> **Items**:
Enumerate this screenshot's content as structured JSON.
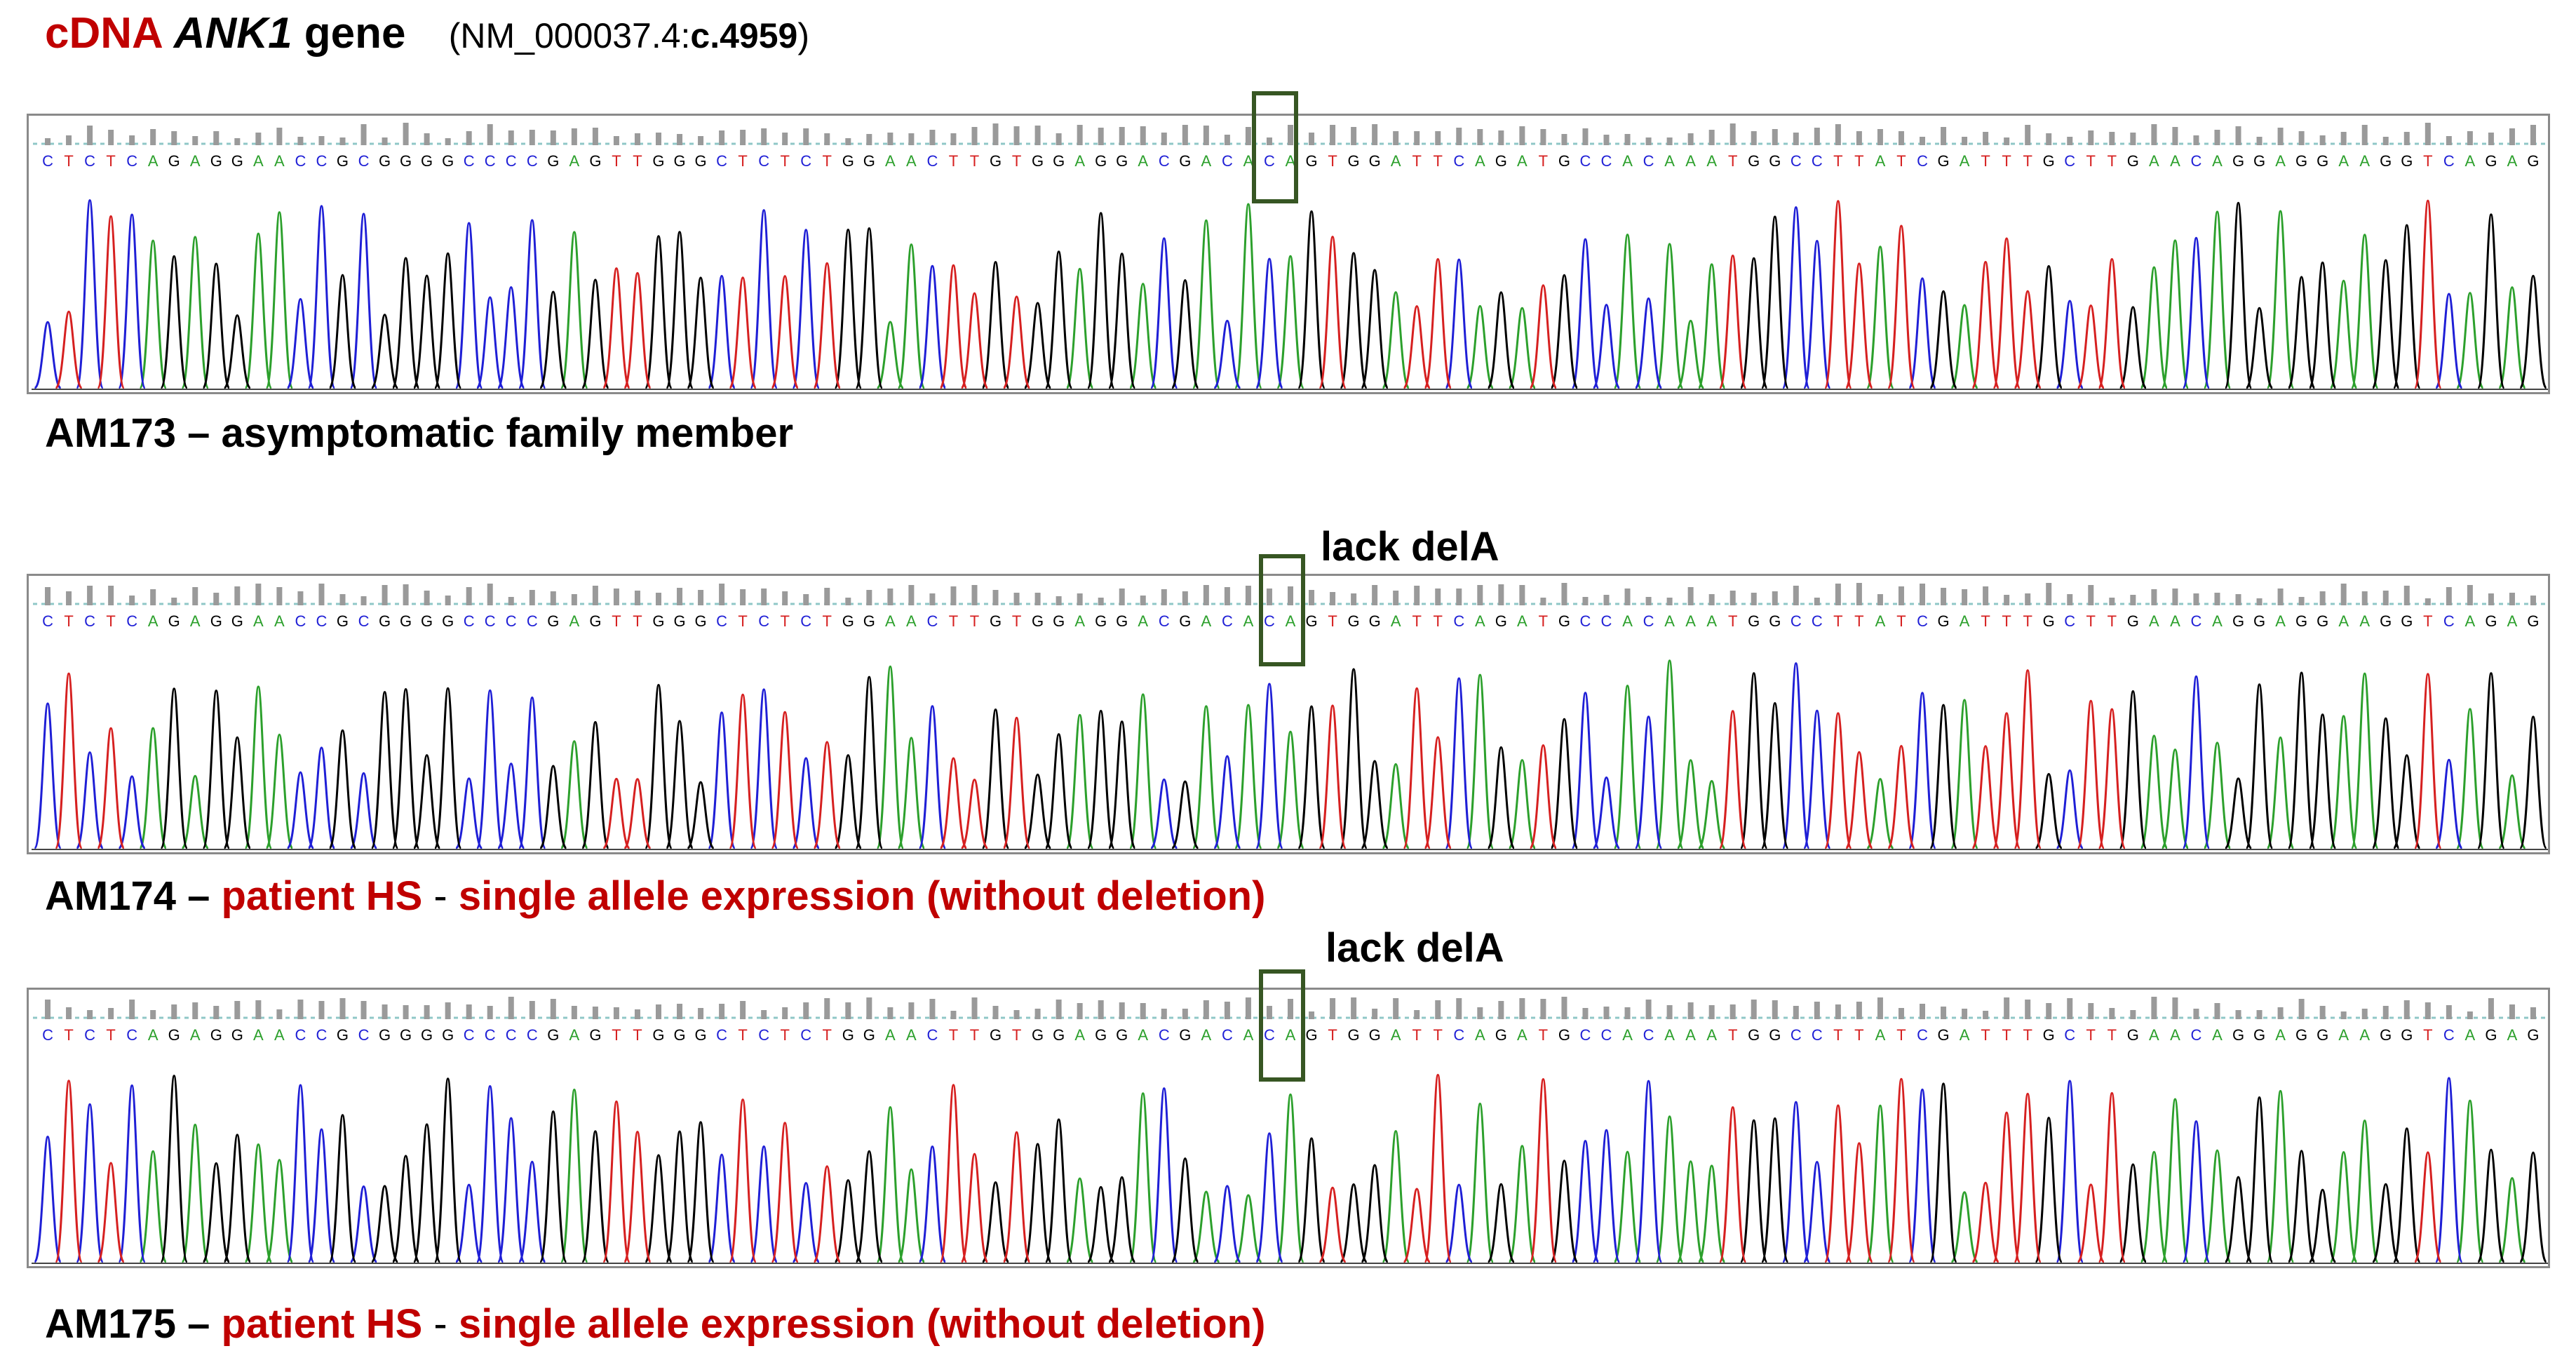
{
  "title": {
    "cdna": "cDNA",
    "gene": "ANK1",
    "gene_word": "gene",
    "ref_open": "(NM_000037.4:",
    "ref_variant": "c.4959",
    "ref_close": ")"
  },
  "sequence": "CTCTCAGAGGAACCGCGGGGCCCCGAGTTGGGCTCTCTGGAACTTGTGGAGGACGACACAGTGGATTCAGATGCCACAAATGGCCTTATCGATTTGCTTGAACAGGAGGAAGGTCAGAG",
  "base_colors": {
    "A": "#2ca02c",
    "C": "#1f1fd6",
    "G": "#000000",
    "T": "#d62020"
  },
  "highlight_index": 60,
  "panels": [
    {
      "sample": "AM173",
      "separator": " – ",
      "description": "asymptomatic family member",
      "note": ""
    },
    {
      "sample": "AM174",
      "separator": " – ",
      "description_red_1": "patient HS",
      "dash": " - ",
      "description_red_2": "single allele expression (without deletion)",
      "note": "lack delA"
    },
    {
      "sample": "AM175",
      "separator": " – ",
      "description_red_1": "patient HS",
      "dash": " - ",
      "description_red_2": "single allele expression (without deletion)",
      "note": "lack delA"
    }
  ]
}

> **Work to complete**: Reproduce the material word for word, minus the images.

> **Expected output**:
Enumerate this screenshot's content as structured JSON.
{
  "title": {
    "cdna": "cDNA",
    "gene": "ANK1",
    "gene_word": "gene",
    "ref_open": "(NM_000037.4:",
    "ref_variant": "c.4959",
    "ref_close": ")"
  },
  "sequence": "CTCTCAGAGGAACCGCGGGGCCCCGAGTTGGGCTCTCTGGAACTTGTGGAGGACGACACAGTGGATTCAGATGCCACAAATGGCCTTATCGATTTGCTTGAACAGGAGGAAGGTCAGAG",
  "base_colors": {
    "A": "#2ca02c",
    "C": "#1f1fd6",
    "G": "#000000",
    "T": "#d62020"
  },
  "highlight_index": 60,
  "panels": [
    {
      "sample": "AM173",
      "separator": " – ",
      "description": "asymptomatic family member",
      "note": ""
    },
    {
      "sample": "AM174",
      "separator": " – ",
      "description_red_1": "patient HS",
      "dash": " - ",
      "description_red_2": "single allele expression (without deletion)",
      "note": "lack delA"
    },
    {
      "sample": "AM175",
      "separator": " – ",
      "description_red_1": "patient HS",
      "dash": " - ",
      "description_red_2": "single allele expression (without deletion)",
      "note": "lack delA"
    }
  ]
}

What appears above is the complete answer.